→ Task statement:
Reproduce the data exactly.
======== Records provided ========
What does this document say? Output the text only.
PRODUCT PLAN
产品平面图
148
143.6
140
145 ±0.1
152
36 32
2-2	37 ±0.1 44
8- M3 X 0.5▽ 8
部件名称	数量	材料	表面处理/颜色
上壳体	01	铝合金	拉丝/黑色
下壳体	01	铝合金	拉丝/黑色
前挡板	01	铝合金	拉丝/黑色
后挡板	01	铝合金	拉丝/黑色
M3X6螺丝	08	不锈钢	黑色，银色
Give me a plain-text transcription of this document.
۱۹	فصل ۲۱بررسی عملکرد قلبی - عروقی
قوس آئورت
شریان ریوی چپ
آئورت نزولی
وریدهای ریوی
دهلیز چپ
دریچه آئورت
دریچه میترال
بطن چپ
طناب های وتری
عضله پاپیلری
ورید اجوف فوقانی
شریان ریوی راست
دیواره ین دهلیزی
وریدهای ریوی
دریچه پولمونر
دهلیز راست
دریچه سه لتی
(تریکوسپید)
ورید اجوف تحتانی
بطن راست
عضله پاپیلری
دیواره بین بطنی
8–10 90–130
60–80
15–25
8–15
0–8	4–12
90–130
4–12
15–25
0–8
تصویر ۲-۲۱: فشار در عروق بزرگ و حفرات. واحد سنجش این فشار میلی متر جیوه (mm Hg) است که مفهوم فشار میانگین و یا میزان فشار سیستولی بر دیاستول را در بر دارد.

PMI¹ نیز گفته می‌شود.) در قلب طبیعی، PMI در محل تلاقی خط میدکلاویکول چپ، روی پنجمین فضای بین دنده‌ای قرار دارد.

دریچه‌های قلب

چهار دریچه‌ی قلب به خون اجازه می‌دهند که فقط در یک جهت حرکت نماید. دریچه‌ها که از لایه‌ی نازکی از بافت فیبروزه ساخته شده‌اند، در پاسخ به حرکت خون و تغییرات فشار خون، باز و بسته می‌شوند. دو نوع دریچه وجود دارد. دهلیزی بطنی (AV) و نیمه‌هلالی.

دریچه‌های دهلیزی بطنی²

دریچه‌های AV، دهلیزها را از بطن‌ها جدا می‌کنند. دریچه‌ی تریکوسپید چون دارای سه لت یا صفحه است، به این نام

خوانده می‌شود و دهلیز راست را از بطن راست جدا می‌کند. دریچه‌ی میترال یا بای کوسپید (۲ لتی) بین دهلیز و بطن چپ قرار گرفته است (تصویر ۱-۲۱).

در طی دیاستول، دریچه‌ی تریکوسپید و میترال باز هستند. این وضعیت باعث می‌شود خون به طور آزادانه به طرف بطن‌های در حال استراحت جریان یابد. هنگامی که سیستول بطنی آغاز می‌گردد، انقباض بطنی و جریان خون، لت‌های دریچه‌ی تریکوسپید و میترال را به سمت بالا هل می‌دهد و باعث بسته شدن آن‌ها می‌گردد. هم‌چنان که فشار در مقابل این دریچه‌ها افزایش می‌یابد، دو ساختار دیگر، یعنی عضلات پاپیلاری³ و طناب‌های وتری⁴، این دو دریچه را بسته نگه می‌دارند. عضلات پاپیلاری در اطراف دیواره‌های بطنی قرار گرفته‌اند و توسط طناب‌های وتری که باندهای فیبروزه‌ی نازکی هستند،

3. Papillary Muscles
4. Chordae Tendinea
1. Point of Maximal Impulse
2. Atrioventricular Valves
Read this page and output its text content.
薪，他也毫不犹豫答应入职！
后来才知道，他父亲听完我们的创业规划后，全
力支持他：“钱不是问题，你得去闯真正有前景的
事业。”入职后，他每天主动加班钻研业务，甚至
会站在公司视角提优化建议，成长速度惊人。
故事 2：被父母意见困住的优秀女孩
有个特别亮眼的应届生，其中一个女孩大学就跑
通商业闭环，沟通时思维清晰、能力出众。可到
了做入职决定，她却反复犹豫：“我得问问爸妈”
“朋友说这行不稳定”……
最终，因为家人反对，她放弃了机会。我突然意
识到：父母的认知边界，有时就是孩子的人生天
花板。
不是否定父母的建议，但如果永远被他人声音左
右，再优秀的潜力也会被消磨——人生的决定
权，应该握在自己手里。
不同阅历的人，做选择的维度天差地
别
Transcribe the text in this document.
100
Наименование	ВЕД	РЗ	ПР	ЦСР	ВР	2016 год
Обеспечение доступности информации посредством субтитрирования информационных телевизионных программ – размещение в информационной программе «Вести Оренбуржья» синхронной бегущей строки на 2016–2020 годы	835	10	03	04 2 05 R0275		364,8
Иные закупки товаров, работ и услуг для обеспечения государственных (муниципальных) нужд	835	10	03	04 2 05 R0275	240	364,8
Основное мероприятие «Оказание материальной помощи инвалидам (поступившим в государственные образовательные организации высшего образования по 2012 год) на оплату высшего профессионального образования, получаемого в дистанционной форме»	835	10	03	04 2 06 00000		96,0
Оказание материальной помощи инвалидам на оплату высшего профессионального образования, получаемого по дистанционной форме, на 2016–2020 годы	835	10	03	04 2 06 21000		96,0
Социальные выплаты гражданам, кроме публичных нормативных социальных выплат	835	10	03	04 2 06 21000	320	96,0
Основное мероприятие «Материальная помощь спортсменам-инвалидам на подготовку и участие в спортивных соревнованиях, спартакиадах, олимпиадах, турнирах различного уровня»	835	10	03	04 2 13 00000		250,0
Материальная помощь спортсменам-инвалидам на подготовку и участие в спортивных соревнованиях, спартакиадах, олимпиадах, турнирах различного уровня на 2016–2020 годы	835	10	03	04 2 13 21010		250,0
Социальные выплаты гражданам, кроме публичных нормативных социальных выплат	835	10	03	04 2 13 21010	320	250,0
========
→ Exercise response:
What does this document say? Output the text only.
PRODUCT PLAN
产品平面图
148
143.6
140
145 ±0.1
152
36 32
2-2	37 ±0.1 44
8- M3 X 0.5▽ 8
部件名称	数量	材料	表面处理/颜色
上壳体	01	铝合金	拉丝/黑色
下壳体	01	铝合金	拉丝/黑色
前挡板	01	铝合金	拉丝/黑色
后挡板	01	铝合金	拉丝/黑色
M3X6螺丝	08	不锈钢	黑色，银色
Give me a plain-text transcription of this document.
۱۹	فصل ۲۱بررسی عملکرد قلبی - عروقی
قوس آئورت
شریان ریوی چپ
آئورت نزولی
وریدهای ریوی
دهلیز چپ
دریچه آئورت
دریچه میترال
بطن چپ
طناب های وتری
عضله پاپیلری
ورید اجوف فوقانی
شریان ریوی راست
دیواره ین دهلیزی
وریدهای ریوی
دریچه پولمونر
دهلیز راست
دریچه سه لتی
(تریکوسپید)
ورید اجوف تحتانی
بطن راست
عضله پاپیلری
دیواره بین بطنی
8–10 90–130
60–80
15–25
8–15
0–8	4–12
90–130
4–12
15–25
0–8
تصویر ۲-۲۱: فشار در عروق بزرگ و حفرات. واحد سنجش این فشار میلی متر جیوه (mm Hg) است که مفهوم فشار میانگین و یا میزان فشار سیستولی بر دیاستول را در بر دارد.

PMI¹ نیز گفته می‌شود.) در قلب طبیعی، PMI در محل تلاقی خط میدکلاویکول چپ، روی پنجمین فضای بین دنده‌ای قرار دارد.

دریچه‌های قلب

چهار دریچه‌ی قلب به خون اجازه می‌دهند که فقط در یک جهت حرکت نماید. دریچه‌ها که از لایه‌ی نازکی از بافت فیبروزه ساخته شده‌اند، در پاسخ به حرکت خون و تغییرات فشار خون، باز و بسته می‌شوند. دو نوع دریچه وجود دارد. دهلیزی بطنی (AV) و نیمه‌هلالی.

دریچه‌های دهلیزی بطنی²

دریچه‌های AV، دهلیزها را از بطن‌ها جدا می‌کنند. دریچه‌ی تریکوسپید چون دارای سه لت یا صفحه است، به این نام

خوانده می‌شود و دهلیز راست را از بطن راست جدا می‌کند. دریچه‌ی میترال یا بای کوسپید (۲ لتی) بین دهلیز و بطن چپ قرار گرفته است (تصویر ۱-۲۱).

در طی دیاستول، دریچه‌ی تریکوسپید و میترال باز هستند. این وضعیت باعث می‌شود خون به طور آزادانه به طرف بطن‌های در حال استراحت جریان یابد. هنگامی که سیستول بطنی آغاز می‌گردد، انقباض بطنی و جریان خون، لت‌های دریچه‌ی تریکوسپید و میترال را به سمت بالا هل می‌دهد و باعث بسته شدن آن‌ها می‌گردد. هم‌چنان که فشار در مقابل این دریچه‌ها افزایش می‌یابد، دو ساختار دیگر، یعنی عضلات پاپیلاری³ و طناب‌های وتری⁴، این دو دریچه را بسته نگه می‌دارند. عضلات پاپیلاری در اطراف دیواره‌های بطنی قرار گرفته‌اند و توسط طناب‌های وتری که باندهای فیبروزه‌ی نازکی هستند،

3. Papillary Muscles
4. Chordae Tendinea
1. Point of Maximal Impulse
2. Atrioventricular Valves
Read this page and output its text content.
薪，他也毫不犹豫答应入职！
后来才知道，他父亲听完我们的创业规划后，全
力支持他：“钱不是问题，你得去闯真正有前景的
事业。”入职后，他每天主动加班钻研业务，甚至
会站在公司视角提优化建议，成长速度惊人。
故事 2：被父母意见困住的优秀女孩
有个特别亮眼的应届生，其中一个女孩大学就跑
通商业闭环，沟通时思维清晰、能力出众。可到
了做入职决定，她却反复犹豫：“我得问问爸妈”
“朋友说这行不稳定”……
最终，因为家人反对，她放弃了机会。我突然意
识到：父母的认知边界，有时就是孩子的人生天
花板。
不是否定父母的建议，但如果永远被他人声音左
右，再优秀的潜力也会被消磨——人生的决定
权，应该握在自己手里。
不同阅历的人，做选择的维度天差地
别
Transcribe the text in this document.
100
Наименование	ВЕД	РЗ	ПР	ЦСР	ВР	2016 год
Обеспечение доступности информации посредством субтитрирования информационных телевизионных программ – размещение в информационной программе «Вести Оренбуржья» синхронной бегущей строки на 2016–2020 годы	835	10	03	04 2 05 R0275		364,8
Иные закупки товаров, работ и услуг для обеспечения государственных (муниципальных) нужд	835	10	03	04 2 05 R0275	240	364,8
Основное мероприятие «Оказание материальной помощи инвалидам (поступившим в государственные образовательные организации высшего образования по 2012 год) на оплату высшего профессионального образования, получаемого в дистанционной форме»	835	10	03	04 2 06 00000		96,0
Оказание материальной помощи инвалидам на оплату высшего профессионального образования, получаемого по дистанционной форме, на 2016–2020 годы	835	10	03	04 2 06 21000		96,0
Социальные выплаты гражданам, кроме публичных нормативных социальных выплат	835	10	03	04 2 06 21000	320	96,0
Основное мероприятие «Материальная помощь спортсменам-инвалидам на подготовку и участие в спортивных соревнованиях, спартакиадах, олимпиадах, турнирах различного уровня»	835	10	03	04 2 13 00000		250,0
Материальная помощь спортсменам-инвалидам на подготовку и участие в спортивных соревнованиях, спартакиадах, олимпиадах, турнирах различного уровня на 2016–2020 годы	835	10	03	04 2 13 21010		250,0
Социальные выплаты гражданам, кроме публичных нормативных социальных выплат	835	10	03	04 2 13 21010	320	250,0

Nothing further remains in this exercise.